> _Task requirements_: Repeat exactly the lines below, from the line containing "What data populates" through the last line, both included. Leave out any pictures.

> _Provided entries_:
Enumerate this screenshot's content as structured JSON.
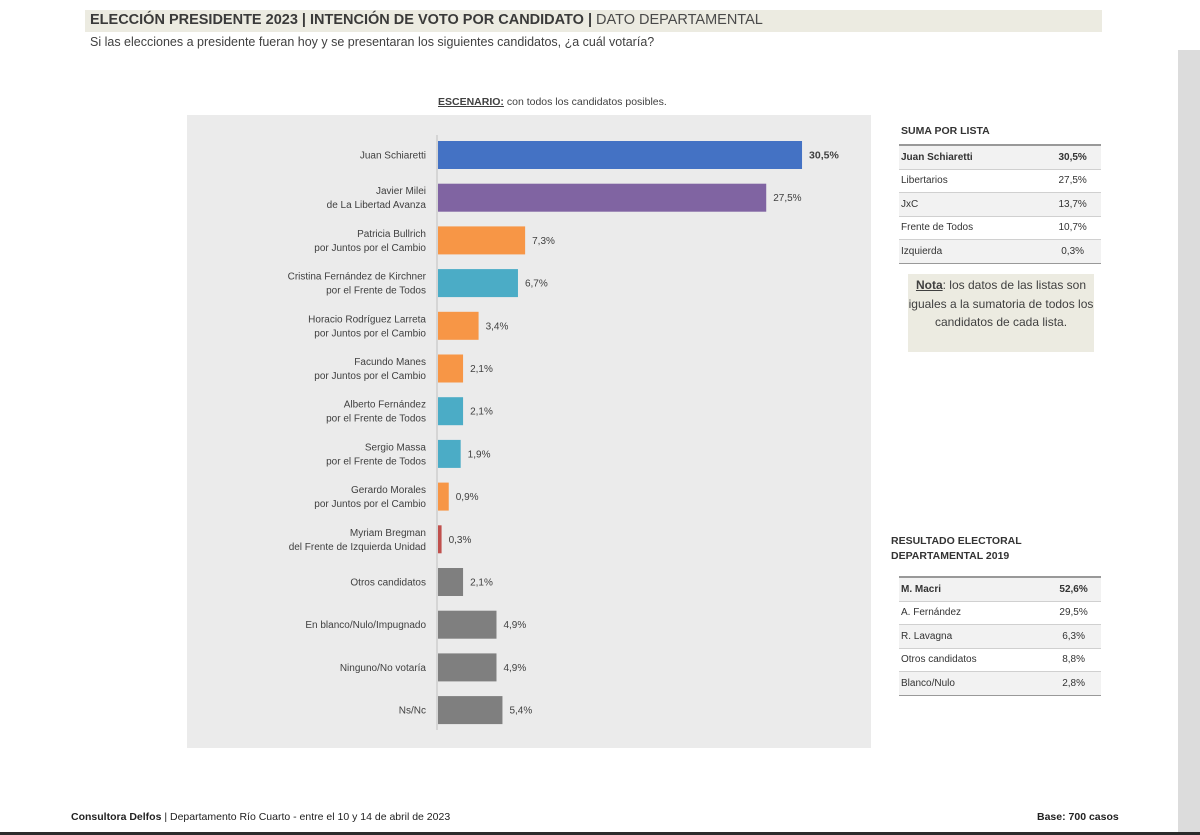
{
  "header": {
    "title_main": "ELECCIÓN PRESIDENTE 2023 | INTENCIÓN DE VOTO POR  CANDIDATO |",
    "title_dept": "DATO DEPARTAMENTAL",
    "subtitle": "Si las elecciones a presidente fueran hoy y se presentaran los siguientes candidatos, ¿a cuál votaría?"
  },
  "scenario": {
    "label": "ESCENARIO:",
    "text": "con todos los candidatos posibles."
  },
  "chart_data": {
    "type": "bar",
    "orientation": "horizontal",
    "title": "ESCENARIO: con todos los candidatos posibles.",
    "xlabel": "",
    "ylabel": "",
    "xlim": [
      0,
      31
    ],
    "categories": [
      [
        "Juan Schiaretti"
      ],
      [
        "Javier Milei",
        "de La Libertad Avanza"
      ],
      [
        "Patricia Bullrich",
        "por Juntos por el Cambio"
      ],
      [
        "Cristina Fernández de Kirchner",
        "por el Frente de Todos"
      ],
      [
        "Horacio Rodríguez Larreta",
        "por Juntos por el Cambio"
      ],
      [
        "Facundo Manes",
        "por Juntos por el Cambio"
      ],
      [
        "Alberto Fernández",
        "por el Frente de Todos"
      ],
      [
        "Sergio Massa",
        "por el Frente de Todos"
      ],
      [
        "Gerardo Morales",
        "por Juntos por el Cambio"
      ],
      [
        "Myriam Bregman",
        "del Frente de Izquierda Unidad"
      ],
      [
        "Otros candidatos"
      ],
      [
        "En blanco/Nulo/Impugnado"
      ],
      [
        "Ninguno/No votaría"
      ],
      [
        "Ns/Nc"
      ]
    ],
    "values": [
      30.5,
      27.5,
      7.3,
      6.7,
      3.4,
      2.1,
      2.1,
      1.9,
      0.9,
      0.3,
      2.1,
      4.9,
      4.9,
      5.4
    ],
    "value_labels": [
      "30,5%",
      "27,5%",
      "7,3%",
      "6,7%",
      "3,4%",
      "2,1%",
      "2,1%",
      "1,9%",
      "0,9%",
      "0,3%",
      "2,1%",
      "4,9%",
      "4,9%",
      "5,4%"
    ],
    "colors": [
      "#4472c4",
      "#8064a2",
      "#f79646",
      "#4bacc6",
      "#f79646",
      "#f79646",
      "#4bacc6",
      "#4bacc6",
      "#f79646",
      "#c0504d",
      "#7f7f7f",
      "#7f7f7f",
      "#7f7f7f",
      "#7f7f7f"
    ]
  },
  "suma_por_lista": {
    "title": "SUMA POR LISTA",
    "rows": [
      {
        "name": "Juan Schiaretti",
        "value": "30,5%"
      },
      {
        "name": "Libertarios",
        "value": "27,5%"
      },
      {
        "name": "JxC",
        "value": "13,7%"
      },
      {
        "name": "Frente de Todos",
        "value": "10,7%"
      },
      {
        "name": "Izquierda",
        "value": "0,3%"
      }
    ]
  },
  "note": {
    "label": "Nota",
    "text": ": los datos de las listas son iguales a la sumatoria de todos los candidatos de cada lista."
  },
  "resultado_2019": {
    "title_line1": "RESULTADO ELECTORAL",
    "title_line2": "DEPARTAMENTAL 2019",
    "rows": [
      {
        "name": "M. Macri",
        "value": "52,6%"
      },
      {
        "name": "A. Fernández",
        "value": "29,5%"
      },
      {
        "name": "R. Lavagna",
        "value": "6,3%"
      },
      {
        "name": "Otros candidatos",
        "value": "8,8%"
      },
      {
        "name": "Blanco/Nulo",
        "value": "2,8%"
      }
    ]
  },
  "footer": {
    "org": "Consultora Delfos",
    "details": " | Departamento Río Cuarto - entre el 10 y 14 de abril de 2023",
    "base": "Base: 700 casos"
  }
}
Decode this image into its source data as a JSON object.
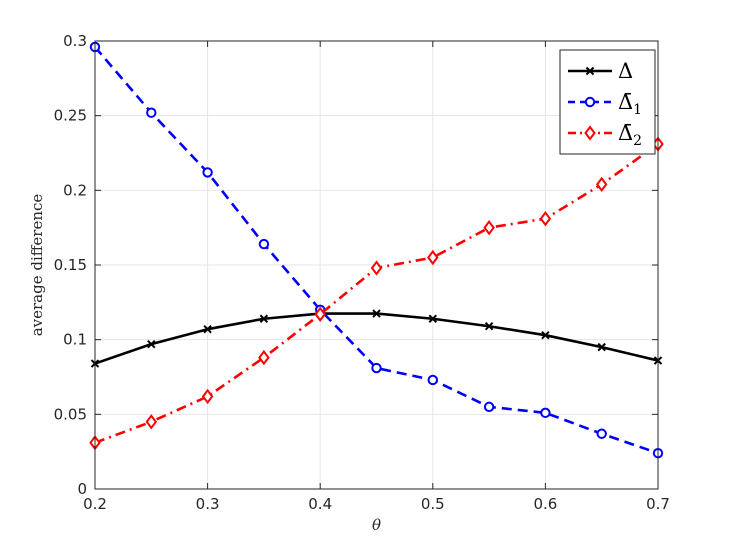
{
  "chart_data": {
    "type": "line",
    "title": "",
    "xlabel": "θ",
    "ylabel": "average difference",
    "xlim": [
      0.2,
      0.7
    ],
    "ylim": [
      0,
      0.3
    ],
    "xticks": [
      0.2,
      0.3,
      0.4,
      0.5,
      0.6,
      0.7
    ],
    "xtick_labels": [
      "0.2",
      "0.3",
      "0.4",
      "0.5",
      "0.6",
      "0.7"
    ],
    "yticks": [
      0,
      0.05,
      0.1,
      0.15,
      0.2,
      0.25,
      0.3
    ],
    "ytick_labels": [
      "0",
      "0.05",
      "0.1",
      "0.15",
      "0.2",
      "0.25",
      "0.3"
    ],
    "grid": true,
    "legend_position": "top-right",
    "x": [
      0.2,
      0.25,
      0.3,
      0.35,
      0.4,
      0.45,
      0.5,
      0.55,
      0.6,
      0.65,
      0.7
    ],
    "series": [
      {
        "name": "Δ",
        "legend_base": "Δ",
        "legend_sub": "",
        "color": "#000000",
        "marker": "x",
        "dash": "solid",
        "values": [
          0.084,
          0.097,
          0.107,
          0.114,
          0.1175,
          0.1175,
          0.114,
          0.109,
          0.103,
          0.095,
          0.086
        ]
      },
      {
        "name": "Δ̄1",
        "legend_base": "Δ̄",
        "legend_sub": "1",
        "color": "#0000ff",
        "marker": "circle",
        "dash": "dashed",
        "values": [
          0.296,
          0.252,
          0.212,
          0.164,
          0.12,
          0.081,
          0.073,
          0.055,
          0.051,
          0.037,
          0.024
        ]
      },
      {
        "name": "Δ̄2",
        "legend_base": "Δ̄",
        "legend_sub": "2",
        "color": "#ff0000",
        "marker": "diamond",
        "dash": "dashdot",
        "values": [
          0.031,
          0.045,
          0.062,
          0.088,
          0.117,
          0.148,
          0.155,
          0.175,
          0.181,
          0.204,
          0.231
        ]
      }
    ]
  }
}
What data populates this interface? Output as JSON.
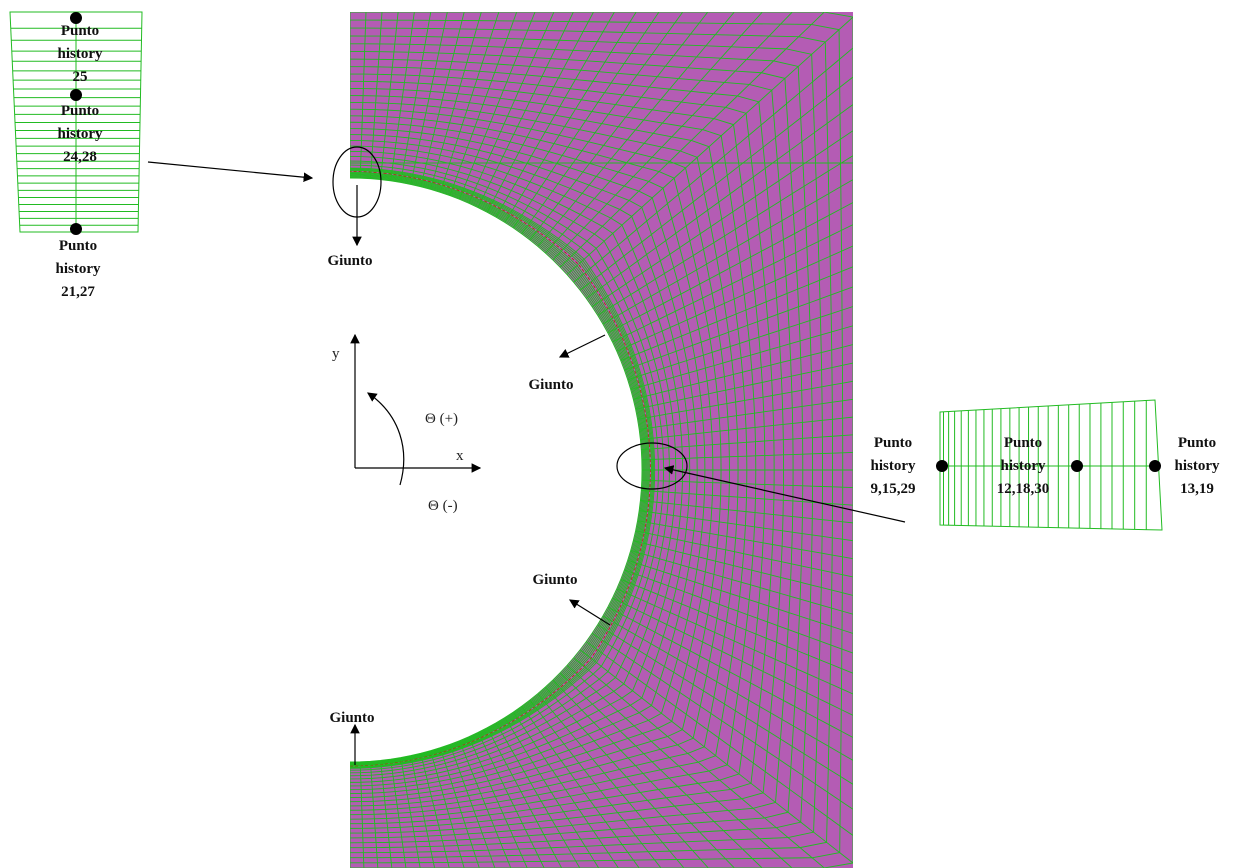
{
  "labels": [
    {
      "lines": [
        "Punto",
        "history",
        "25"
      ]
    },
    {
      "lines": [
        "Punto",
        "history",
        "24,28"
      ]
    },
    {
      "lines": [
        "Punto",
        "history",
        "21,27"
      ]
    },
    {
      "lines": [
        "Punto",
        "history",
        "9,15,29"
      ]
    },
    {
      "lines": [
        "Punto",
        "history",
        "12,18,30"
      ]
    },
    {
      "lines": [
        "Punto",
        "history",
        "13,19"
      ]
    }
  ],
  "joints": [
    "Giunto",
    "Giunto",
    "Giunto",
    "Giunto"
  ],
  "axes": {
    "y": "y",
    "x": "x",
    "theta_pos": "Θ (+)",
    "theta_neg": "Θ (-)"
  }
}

> _Task result_:
What data populates this interface? Output as JSON.
{
  "labels": [
    {
      "lines": [
        "Punto",
        "history",
        "25"
      ]
    },
    {
      "lines": [
        "Punto",
        "history",
        "24,28"
      ]
    },
    {
      "lines": [
        "Punto",
        "history",
        "21,27"
      ]
    },
    {
      "lines": [
        "Punto",
        "history",
        "9,15,29"
      ]
    },
    {
      "lines": [
        "Punto",
        "history",
        "12,18,30"
      ]
    },
    {
      "lines": [
        "Punto",
        "history",
        "13,19"
      ]
    }
  ],
  "joints": [
    "Giunto",
    "Giunto",
    "Giunto",
    "Giunto"
  ],
  "axes": {
    "y": "y",
    "x": "x",
    "theta_pos": "Θ (+)",
    "theta_neg": "Θ (-)"
  }
}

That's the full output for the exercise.